La justice brésilienne a récemment annulé l'autorisation donnée à Darren Beattie, conseiller pour le Brésil au Département d'État américain, de rendre visite à l'ex-président Jair Bolsonaro en prison. Cette décision fait suite aux préoccupations soulevées par le gouvernement brésilien concernant une potentielle ingérence étrangère.
Le juge de la Cour suprême, Alexandre de Moraes, a modifié son autorisation initiale, accordée seulement deux jours auparavant, pour permettre à Beattie de rencontrer Bolsonaro le 18 mars. Ce changement a été motivé par l'argument du ministère brésilien des Affaires étrangères exprimant que «la visite d'un agent public étranger à un ancien président de la République au cours d'une année électorale pourrait constituer une ingérence indue dans les affaires internes de l'État brésilien».
Beattie, un proche du gouvernement Trump, a toujours manifesté son soutien vis-à-vis de Bolsonaro, qui purgait une peine de 27 ans de prison pour avoir tenté de renverser le gouvernement. Alors que le Brésil se prépare pour une élection présidentielle prévue en octobre, Bolsonaro reste une figure incontournable de la politique nationale. Son fils, le sénateur Flavio Bolsonaro, a d'ailleurs été élu comme représentant de la droite pour contester le président sortant, Luiz Inacio Lula da Silva.

(Données d'analyse de la mise en page)
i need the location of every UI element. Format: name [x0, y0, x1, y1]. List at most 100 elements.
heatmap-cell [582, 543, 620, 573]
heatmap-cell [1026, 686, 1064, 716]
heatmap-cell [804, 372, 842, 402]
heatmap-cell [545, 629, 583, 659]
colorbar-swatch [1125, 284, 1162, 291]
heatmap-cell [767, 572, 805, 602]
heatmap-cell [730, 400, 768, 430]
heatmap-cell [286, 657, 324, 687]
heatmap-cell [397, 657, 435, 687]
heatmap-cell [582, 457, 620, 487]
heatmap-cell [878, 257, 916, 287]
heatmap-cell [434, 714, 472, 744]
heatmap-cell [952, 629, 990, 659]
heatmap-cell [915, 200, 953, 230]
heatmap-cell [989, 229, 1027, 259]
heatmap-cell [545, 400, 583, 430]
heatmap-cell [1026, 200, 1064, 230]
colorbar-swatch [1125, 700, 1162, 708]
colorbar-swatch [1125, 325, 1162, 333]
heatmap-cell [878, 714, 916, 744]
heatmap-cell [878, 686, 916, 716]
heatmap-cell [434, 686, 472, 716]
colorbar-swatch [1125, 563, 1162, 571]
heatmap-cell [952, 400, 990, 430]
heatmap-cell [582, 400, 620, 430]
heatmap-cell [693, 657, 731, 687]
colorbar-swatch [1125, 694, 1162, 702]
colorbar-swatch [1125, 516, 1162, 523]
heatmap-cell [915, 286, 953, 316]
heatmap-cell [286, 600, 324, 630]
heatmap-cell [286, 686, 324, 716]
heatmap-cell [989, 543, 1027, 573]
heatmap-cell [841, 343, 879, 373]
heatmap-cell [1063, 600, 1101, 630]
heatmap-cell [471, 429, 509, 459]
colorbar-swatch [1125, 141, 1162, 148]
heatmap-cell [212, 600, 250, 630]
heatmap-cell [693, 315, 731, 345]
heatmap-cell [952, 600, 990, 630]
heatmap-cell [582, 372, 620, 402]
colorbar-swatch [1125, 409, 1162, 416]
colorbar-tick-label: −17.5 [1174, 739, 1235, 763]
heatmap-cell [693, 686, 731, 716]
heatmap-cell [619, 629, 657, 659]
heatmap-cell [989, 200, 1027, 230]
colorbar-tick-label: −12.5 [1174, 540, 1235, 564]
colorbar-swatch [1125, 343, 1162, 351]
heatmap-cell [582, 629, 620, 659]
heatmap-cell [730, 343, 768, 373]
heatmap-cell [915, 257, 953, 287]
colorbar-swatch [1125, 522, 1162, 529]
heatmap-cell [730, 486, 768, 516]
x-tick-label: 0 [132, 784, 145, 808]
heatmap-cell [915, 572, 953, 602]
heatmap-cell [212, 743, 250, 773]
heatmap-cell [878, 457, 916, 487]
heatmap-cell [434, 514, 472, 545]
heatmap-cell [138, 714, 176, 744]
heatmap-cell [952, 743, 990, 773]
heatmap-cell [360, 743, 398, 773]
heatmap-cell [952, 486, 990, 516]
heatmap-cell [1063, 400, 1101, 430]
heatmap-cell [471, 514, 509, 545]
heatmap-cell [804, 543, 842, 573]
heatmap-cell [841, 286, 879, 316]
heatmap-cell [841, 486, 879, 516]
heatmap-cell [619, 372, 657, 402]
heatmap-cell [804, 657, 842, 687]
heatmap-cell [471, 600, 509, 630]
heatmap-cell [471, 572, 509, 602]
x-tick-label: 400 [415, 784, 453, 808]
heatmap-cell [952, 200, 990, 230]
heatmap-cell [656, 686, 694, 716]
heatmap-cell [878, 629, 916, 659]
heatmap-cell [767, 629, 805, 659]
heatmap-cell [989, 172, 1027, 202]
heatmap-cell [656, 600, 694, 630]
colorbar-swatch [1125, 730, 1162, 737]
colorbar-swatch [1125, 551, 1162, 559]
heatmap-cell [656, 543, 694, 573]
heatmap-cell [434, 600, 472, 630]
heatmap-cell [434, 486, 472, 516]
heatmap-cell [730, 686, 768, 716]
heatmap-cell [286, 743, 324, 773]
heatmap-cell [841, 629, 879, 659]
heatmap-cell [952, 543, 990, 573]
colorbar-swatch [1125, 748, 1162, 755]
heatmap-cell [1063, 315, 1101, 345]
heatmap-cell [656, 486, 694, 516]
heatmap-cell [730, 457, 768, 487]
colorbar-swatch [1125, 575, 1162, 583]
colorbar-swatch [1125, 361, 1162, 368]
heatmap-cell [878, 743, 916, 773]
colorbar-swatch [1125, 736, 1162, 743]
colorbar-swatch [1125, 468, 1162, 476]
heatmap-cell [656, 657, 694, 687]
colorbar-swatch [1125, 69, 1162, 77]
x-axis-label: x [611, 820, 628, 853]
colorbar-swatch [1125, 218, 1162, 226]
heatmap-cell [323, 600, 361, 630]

■ ACTIVITÉ 1
D'après l'extrait, quelle peine de prison Jair Bolsonaro purgeait-il ?
■ ACTIVITÉ 2
Reprenez le passage de l'extrait de « La justice brésilienne » à « potentielle ingérence étrangère. » en remplaçant « l'ex-président » par « l'ancien président ».
Les entrées ci-dessus n'ont aucun lien avec l'extrait.

■ RÉSULTAT DE L'EXERCICE 1
Il purgeait une peine de 27 ans de prison.

■ RÉSULTAT DE L'EXERCICE 2
La justice brésilienne a récemment annulé l'autorisation donnée à Darren Beattie, conseiller pour le Brésil au Département d'État américain, de rendre visite à l'ancien président Jair Bolsonaro en prison. Cette décision fait suite aux préoccupations soulevées par le gouvernement brésilien concernant une potentielle ingérence étrangère.